Data entries:
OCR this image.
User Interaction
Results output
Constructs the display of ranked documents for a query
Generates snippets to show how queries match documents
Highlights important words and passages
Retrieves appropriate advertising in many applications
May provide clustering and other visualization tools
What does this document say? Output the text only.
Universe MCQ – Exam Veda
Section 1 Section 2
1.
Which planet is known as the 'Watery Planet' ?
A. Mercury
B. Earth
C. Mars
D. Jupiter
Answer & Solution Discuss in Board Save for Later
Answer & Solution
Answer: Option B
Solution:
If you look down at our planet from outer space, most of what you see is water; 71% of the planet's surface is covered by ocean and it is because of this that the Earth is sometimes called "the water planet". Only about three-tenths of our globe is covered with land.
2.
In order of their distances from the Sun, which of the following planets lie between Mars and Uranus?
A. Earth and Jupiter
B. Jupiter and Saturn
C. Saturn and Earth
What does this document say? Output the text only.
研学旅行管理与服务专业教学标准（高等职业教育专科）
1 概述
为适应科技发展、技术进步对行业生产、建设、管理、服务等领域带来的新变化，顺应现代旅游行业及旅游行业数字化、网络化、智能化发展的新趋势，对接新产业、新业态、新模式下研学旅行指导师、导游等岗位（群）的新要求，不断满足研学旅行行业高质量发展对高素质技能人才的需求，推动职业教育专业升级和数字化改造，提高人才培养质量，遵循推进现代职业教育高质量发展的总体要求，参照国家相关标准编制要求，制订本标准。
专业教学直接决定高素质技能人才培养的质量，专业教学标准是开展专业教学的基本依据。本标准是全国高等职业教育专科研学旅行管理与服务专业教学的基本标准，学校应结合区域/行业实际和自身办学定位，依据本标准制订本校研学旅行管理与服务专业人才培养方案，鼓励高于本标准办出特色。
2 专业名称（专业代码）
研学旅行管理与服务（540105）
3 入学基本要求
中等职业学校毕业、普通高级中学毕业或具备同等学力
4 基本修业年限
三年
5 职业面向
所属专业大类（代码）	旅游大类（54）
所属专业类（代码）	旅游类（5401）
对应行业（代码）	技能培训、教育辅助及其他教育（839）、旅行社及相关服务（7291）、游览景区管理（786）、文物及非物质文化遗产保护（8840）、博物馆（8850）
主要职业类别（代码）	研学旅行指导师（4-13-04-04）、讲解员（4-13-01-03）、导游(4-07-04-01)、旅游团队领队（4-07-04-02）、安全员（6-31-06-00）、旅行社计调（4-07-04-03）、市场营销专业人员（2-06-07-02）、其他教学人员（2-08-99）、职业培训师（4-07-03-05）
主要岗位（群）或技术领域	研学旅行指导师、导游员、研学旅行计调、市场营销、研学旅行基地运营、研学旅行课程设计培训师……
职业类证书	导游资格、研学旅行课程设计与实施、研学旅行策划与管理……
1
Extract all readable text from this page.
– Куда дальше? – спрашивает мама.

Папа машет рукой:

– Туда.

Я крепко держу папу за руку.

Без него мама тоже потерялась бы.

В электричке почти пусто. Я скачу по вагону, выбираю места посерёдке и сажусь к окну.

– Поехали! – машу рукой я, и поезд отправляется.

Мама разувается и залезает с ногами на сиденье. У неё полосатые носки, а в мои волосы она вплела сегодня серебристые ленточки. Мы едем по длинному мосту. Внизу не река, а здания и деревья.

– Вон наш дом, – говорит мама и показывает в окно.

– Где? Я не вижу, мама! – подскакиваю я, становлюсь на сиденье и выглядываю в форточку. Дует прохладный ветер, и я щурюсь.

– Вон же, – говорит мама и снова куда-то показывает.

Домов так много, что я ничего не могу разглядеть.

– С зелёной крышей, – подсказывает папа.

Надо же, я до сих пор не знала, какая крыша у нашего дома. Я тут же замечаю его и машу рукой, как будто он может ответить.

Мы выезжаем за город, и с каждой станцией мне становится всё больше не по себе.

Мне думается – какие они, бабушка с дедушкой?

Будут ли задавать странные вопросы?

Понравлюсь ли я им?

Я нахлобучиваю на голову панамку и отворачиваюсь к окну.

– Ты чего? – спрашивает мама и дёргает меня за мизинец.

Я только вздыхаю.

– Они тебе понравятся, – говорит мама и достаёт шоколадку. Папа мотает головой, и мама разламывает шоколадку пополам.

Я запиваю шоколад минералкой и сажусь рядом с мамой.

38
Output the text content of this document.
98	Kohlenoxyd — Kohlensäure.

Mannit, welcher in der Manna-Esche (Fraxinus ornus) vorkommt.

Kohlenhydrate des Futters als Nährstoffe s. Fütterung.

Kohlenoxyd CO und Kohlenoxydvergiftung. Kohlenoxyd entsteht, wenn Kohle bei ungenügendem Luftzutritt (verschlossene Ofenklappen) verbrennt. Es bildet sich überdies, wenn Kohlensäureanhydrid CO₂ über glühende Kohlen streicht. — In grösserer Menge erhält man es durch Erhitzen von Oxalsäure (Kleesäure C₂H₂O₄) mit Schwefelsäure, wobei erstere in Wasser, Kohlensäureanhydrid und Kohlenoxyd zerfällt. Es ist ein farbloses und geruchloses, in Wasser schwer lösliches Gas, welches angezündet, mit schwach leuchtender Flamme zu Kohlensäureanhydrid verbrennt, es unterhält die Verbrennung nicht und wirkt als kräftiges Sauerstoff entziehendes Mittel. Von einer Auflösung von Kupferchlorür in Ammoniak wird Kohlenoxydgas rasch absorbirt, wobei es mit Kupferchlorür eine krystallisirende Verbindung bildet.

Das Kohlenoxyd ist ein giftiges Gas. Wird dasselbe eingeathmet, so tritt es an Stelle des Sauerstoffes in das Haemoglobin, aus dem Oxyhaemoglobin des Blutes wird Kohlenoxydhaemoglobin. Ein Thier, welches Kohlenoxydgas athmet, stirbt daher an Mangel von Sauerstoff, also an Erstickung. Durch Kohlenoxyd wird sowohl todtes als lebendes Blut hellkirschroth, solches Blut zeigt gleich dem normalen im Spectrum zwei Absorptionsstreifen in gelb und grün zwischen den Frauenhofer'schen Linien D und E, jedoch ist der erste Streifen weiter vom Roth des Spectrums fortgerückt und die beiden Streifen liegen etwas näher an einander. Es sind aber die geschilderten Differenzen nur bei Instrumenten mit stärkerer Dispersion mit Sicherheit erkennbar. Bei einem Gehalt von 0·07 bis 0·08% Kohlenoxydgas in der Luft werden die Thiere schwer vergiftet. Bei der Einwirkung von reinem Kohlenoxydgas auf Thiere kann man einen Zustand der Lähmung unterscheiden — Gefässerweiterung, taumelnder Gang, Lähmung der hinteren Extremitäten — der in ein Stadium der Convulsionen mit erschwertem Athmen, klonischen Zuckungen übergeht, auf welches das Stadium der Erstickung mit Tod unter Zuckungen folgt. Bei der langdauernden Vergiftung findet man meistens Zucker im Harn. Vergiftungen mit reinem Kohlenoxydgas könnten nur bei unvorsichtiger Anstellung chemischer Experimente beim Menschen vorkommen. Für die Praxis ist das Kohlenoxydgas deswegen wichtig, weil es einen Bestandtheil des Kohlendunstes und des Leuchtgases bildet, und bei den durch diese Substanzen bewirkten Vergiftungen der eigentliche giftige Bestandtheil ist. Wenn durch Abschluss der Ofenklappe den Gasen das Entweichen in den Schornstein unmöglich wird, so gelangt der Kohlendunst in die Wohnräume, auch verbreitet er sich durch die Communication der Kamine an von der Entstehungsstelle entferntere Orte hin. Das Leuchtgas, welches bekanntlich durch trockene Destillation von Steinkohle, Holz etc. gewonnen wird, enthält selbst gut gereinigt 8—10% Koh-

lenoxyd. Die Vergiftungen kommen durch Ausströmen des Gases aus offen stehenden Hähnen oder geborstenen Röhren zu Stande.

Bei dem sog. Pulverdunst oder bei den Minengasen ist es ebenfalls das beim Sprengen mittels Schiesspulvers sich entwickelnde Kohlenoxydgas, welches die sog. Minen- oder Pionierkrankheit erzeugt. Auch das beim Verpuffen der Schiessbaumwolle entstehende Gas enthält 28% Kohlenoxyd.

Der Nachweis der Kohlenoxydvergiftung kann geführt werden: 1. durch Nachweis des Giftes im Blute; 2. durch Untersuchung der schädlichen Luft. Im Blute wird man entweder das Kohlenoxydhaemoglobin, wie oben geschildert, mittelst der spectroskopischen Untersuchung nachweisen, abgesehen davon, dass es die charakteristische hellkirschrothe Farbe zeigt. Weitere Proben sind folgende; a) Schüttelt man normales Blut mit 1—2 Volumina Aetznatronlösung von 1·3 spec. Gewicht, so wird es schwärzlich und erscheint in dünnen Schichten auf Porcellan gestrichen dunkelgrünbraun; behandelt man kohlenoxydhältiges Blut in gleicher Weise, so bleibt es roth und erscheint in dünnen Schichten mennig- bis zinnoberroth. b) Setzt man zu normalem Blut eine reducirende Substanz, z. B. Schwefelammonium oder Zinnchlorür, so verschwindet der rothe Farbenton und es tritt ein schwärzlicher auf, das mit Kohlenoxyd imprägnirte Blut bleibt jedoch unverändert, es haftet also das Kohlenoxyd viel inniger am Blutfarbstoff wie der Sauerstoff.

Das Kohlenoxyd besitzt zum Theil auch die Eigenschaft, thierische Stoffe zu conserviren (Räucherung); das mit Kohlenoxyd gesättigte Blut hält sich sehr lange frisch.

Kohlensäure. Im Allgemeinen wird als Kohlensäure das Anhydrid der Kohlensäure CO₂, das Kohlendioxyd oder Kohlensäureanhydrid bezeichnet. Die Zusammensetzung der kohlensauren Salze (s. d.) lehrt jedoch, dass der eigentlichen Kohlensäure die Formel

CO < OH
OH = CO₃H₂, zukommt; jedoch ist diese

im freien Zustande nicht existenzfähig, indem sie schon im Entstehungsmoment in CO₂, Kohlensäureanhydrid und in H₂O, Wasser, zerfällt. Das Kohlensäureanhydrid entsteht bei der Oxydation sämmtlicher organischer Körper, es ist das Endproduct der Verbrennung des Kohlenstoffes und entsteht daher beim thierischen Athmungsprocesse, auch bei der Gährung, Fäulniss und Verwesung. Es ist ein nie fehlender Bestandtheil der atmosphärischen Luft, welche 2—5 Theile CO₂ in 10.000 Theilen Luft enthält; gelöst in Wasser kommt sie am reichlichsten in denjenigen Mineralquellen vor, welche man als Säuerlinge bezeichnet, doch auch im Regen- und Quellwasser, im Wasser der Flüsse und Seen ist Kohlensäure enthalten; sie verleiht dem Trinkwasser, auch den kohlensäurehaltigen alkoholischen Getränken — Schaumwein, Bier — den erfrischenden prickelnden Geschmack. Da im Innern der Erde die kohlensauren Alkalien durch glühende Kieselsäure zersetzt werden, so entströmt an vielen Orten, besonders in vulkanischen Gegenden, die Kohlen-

### [SET TASK]
Identify lines with the string "from". Copy each one.

### [SOLUTION TO THIS EXERCISE]
If you look down at our planet from outer space, most of what you see is water; 71% of the planet's surface is covered by ocean and it is because of this that the Earth is sometimes called "the water planet". Only about three-tenths of our globe is covered with land.
In order of their distances from the Sun, which of the following planets lie between Mars and Uranus?
Extract all readable text from this page.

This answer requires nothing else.